Material provided:
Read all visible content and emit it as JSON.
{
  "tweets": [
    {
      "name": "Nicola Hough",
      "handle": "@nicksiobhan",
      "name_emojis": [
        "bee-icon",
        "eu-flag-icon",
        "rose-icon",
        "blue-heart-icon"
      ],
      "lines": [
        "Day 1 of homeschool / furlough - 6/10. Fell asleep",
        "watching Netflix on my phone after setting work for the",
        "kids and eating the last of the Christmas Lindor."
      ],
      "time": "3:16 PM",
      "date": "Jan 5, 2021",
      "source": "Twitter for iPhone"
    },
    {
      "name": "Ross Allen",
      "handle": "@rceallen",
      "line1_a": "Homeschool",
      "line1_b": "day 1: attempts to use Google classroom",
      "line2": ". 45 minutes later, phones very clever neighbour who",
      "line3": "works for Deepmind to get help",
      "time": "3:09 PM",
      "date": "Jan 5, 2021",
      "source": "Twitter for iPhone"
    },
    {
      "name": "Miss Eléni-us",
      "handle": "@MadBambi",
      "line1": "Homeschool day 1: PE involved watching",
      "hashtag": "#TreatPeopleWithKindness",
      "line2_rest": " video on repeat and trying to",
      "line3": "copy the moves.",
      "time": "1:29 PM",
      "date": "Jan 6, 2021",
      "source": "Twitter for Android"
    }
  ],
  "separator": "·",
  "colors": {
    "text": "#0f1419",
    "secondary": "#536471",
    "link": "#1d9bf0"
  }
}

Requirements: Using the entries above, find all lines with "handle". Copy them.

Task solution:
      "handle": "@nicksiobhan",
      "handle": "@rceallen",
      "handle": "@MadBambi",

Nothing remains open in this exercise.